- DATA FOR PROCESSING -

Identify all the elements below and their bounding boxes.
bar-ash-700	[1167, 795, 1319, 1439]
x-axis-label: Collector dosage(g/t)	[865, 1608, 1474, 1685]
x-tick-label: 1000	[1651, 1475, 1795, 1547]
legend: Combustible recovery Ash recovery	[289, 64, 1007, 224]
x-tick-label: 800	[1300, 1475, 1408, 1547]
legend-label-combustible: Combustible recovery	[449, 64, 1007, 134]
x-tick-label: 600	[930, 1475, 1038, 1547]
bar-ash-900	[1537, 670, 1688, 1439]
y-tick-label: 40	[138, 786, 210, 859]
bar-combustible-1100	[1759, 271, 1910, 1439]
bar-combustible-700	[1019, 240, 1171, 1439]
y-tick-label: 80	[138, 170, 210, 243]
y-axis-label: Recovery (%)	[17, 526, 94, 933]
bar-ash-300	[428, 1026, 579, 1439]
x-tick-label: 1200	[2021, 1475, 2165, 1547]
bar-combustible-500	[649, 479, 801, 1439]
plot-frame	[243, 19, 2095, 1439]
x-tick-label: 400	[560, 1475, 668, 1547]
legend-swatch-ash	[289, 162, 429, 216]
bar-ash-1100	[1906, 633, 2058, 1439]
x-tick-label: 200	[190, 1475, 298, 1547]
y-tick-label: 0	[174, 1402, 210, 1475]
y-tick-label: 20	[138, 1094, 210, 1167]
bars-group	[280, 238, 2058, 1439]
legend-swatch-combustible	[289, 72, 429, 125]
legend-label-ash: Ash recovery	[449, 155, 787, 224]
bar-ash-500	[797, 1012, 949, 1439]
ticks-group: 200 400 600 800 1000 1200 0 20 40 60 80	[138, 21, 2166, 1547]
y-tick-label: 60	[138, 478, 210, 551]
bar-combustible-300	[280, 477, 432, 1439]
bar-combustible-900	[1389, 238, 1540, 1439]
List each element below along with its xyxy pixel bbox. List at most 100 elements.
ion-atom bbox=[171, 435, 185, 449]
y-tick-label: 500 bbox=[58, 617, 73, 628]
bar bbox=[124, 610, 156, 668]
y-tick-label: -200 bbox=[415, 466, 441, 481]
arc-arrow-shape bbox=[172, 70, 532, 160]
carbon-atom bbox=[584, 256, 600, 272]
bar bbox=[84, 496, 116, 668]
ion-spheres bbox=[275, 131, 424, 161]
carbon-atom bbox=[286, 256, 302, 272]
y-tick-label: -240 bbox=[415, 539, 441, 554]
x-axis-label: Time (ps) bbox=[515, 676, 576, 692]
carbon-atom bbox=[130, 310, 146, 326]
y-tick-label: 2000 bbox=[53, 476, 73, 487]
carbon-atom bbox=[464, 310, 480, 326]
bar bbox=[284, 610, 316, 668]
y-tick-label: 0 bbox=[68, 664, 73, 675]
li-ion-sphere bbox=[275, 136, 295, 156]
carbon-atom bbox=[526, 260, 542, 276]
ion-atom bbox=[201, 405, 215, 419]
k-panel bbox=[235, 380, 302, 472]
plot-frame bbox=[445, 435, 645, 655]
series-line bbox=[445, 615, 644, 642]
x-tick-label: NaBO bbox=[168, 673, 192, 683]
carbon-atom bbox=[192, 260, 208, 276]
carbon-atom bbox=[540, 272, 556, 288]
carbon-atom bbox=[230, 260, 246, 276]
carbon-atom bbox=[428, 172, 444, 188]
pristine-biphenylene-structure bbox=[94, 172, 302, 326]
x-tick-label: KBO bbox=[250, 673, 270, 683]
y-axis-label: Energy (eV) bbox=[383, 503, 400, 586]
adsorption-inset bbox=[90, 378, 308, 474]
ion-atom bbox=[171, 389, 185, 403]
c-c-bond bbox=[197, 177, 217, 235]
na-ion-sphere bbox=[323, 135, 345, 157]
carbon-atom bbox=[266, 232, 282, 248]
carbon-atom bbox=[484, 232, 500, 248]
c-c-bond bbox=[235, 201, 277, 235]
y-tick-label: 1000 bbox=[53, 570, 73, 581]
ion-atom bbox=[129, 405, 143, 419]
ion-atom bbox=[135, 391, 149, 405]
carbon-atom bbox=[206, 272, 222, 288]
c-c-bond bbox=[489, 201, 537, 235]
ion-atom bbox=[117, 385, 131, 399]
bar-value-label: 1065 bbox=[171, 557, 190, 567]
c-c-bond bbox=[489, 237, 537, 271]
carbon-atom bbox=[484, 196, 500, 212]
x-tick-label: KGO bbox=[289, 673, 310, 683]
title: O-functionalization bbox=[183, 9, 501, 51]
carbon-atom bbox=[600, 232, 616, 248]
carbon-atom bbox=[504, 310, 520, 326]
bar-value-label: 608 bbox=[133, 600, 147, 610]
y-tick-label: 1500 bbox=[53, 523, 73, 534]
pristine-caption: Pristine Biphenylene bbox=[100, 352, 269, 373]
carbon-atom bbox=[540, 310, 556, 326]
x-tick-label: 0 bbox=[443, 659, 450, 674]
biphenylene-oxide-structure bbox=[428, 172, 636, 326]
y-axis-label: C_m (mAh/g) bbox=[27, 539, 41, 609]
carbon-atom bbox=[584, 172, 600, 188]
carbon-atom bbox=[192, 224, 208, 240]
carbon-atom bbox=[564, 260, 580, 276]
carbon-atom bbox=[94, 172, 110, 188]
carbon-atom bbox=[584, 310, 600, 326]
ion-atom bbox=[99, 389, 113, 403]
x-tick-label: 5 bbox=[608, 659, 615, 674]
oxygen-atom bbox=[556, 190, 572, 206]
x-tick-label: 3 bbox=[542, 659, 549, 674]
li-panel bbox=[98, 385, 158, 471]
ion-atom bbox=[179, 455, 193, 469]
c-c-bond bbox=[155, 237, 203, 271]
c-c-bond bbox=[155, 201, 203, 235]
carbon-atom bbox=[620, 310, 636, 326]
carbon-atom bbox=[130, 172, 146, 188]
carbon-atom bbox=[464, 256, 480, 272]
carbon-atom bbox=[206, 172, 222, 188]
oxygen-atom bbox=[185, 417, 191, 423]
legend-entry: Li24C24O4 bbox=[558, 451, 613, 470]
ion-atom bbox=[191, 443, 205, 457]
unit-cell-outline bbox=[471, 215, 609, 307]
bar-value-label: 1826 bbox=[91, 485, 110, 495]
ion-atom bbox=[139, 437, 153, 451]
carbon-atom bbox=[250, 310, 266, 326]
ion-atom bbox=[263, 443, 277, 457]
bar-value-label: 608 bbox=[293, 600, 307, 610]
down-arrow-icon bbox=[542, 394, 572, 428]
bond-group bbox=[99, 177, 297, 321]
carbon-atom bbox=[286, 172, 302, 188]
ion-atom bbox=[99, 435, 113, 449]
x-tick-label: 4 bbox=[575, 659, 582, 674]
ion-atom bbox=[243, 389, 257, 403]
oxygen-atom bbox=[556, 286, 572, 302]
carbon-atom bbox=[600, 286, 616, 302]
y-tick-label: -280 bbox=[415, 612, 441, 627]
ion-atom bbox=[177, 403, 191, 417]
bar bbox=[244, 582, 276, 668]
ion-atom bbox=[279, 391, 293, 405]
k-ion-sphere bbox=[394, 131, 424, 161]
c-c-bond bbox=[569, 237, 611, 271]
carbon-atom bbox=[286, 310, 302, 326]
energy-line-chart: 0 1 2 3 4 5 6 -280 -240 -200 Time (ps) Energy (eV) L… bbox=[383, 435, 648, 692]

- PROBLEM DETAILS -
Rewrite all the entries above, changing every "x-tick-label" to "x-axis-tick" and leaving everything else the same.

- OUTPUT OF THE EXERCISE -
Identify all the elements below and their bounding boxes.
bar-ash-700	[1167, 795, 1319, 1439]
x-axis-label: Collector dosage(g/t)	[865, 1608, 1474, 1685]
x-axis-tick: 1000	[1651, 1475, 1795, 1547]
legend: Combustible recovery Ash recovery	[289, 64, 1007, 224]
x-axis-tick: 800	[1300, 1475, 1408, 1547]
legend-label-combustible: Combustible recovery	[449, 64, 1007, 134]
x-axis-tick: 600	[930, 1475, 1038, 1547]
bar-ash-900	[1537, 670, 1688, 1439]
y-tick-label: 40	[138, 786, 210, 859]
bar-combustible-1100	[1759, 271, 1910, 1439]
bar-combustible-700	[1019, 240, 1171, 1439]
y-tick-label: 80	[138, 170, 210, 243]
y-axis-label: Recovery (%)	[17, 526, 94, 933]
bar-ash-300	[428, 1026, 579, 1439]
x-axis-tick: 1200	[2021, 1475, 2165, 1547]
bar-combustible-500	[649, 479, 801, 1439]
plot-frame	[243, 19, 2095, 1439]
x-axis-tick: 400	[560, 1475, 668, 1547]
legend-swatch-ash	[289, 162, 429, 216]
bar-ash-1100	[1906, 633, 2058, 1439]
x-axis-tick: 200	[190, 1475, 298, 1547]
y-tick-label: 0	[174, 1402, 210, 1475]
y-tick-label: 20	[138, 1094, 210, 1167]
bars-group	[280, 238, 2058, 1439]
legend-swatch-combustible	[289, 72, 429, 125]
legend-label-ash: Ash recovery	[449, 155, 787, 224]
bar-ash-500	[797, 1012, 949, 1439]
ticks-group: 200 400 600 800 1000 1200 0 20 40 60 80	[138, 21, 2166, 1547]
y-tick-label: 60	[138, 478, 210, 551]
bar-combustible-300	[280, 477, 432, 1439]
bar-combustible-900	[1389, 238, 1540, 1439]
List each element below along with its xyxy pixel bbox. List at most 100 elements.
ion-atom bbox=[171, 435, 185, 449]
y-tick-label: 500 bbox=[58, 617, 73, 628]
bar bbox=[124, 610, 156, 668]
y-tick-label: -200 bbox=[415, 466, 441, 481]
arc-arrow-shape bbox=[172, 70, 532, 160]
carbon-atom bbox=[584, 256, 600, 272]
bar bbox=[84, 496, 116, 668]
ion-spheres bbox=[275, 131, 424, 161]
carbon-atom bbox=[286, 256, 302, 272]
y-tick-label: -240 bbox=[415, 539, 441, 554]
x-axis-label: Time (ps) bbox=[515, 676, 576, 692]
carbon-atom bbox=[130, 310, 146, 326]
y-tick-label: 2000 bbox=[53, 476, 73, 487]
carbon-atom bbox=[464, 310, 480, 326]
bar bbox=[284, 610, 316, 668]
y-tick-label: 0 bbox=[68, 664, 73, 675]
li-ion-sphere bbox=[275, 136, 295, 156]
carbon-atom bbox=[526, 260, 542, 276]
ion-atom bbox=[201, 405, 215, 419]
k-panel bbox=[235, 380, 302, 472]
plot-frame bbox=[445, 435, 645, 655]
series-line bbox=[445, 615, 644, 642]
x-axis-tick: NaBO bbox=[168, 673, 192, 683]
carbon-atom bbox=[192, 260, 208, 276]
carbon-atom bbox=[540, 272, 556, 288]
carbon-atom bbox=[230, 260, 246, 276]
carbon-atom bbox=[428, 172, 444, 188]
pristine-biphenylene-structure bbox=[94, 172, 302, 326]
x-axis-tick: KBO bbox=[250, 673, 270, 683]
y-axis-label: Energy (eV) bbox=[383, 503, 400, 586]
adsorption-inset bbox=[90, 378, 308, 474]
ion-atom bbox=[171, 389, 185, 403]
c-c-bond bbox=[197, 177, 217, 235]
na-ion-sphere bbox=[323, 135, 345, 157]
carbon-atom bbox=[266, 232, 282, 248]
carbon-atom bbox=[484, 232, 500, 248]
c-c-bond bbox=[235, 201, 277, 235]
y-tick-label: 1000 bbox=[53, 570, 73, 581]
ion-atom bbox=[129, 405, 143, 419]
ion-atom bbox=[135, 391, 149, 405]
carbon-atom bbox=[206, 272, 222, 288]
c-c-bond bbox=[489, 201, 537, 235]
ion-atom bbox=[117, 385, 131, 399]
bar-value-label: 1065 bbox=[171, 557, 190, 567]
c-c-bond bbox=[489, 237, 537, 271]
carbon-atom bbox=[484, 196, 500, 212]
x-axis-tick: KGO bbox=[289, 673, 310, 683]
title: O-functionalization bbox=[183, 9, 501, 51]
carbon-atom bbox=[600, 232, 616, 248]
carbon-atom bbox=[504, 310, 520, 326]
bar-value-label: 608 bbox=[133, 600, 147, 610]
y-tick-label: 1500 bbox=[53, 523, 73, 534]
pristine-caption: Pristine Biphenylene bbox=[100, 352, 269, 373]
carbon-atom bbox=[540, 310, 556, 326]
x-axis-tick: 0 bbox=[443, 659, 450, 674]
biphenylene-oxide-structure bbox=[428, 172, 636, 326]
y-axis-label: C_m (mAh/g) bbox=[27, 539, 41, 609]
carbon-atom bbox=[584, 172, 600, 188]
carbon-atom bbox=[192, 224, 208, 240]
carbon-atom bbox=[564, 260, 580, 276]
carbon-atom bbox=[94, 172, 110, 188]
carbon-atom bbox=[584, 310, 600, 326]
ion-atom bbox=[99, 389, 113, 403]
x-axis-tick: 5 bbox=[608, 659, 615, 674]
oxygen-atom bbox=[556, 190, 572, 206]
x-axis-tick: 3 bbox=[542, 659, 549, 674]
li-panel bbox=[98, 385, 158, 471]
ion-atom bbox=[179, 455, 193, 469]
c-c-bond bbox=[155, 237, 203, 271]
c-c-bond bbox=[155, 201, 203, 235]
carbon-atom bbox=[620, 310, 636, 326]
carbon-atom bbox=[130, 172, 146, 188]
carbon-atom bbox=[464, 256, 480, 272]
carbon-atom bbox=[206, 172, 222, 188]
oxygen-atom bbox=[185, 417, 191, 423]
legend-entry: Li24C24O4 bbox=[558, 451, 613, 470]
ion-atom bbox=[191, 443, 205, 457]
unit-cell-outline bbox=[471, 215, 609, 307]
bar-value-label: 1826 bbox=[91, 485, 110, 495]
ion-atom bbox=[139, 437, 153, 451]
carbon-atom bbox=[250, 310, 266, 326]
ion-atom bbox=[263, 443, 277, 457]
bar-value-label: 608 bbox=[293, 600, 307, 610]
down-arrow-icon bbox=[542, 394, 572, 428]
bond-group bbox=[99, 177, 297, 321]
carbon-atom bbox=[286, 172, 302, 188]
ion-atom bbox=[99, 435, 113, 449]
x-axis-tick: 4 bbox=[575, 659, 582, 674]
ion-atom bbox=[243, 389, 257, 403]
oxygen-atom bbox=[556, 286, 572, 302]
carbon-atom bbox=[600, 286, 616, 302]
y-tick-label: -280 bbox=[415, 612, 441, 627]
ion-atom bbox=[177, 403, 191, 417]
bar bbox=[244, 582, 276, 668]
ion-atom bbox=[279, 391, 293, 405]
k-ion-sphere bbox=[394, 131, 424, 161]
c-c-bond bbox=[569, 237, 611, 271]
carbon-atom bbox=[286, 310, 302, 326]
energy-line-chart: 0 1 2 3 4 5 6 -280 -240 -200 Time (ps) Energy (eV) L… bbox=[383, 435, 648, 692]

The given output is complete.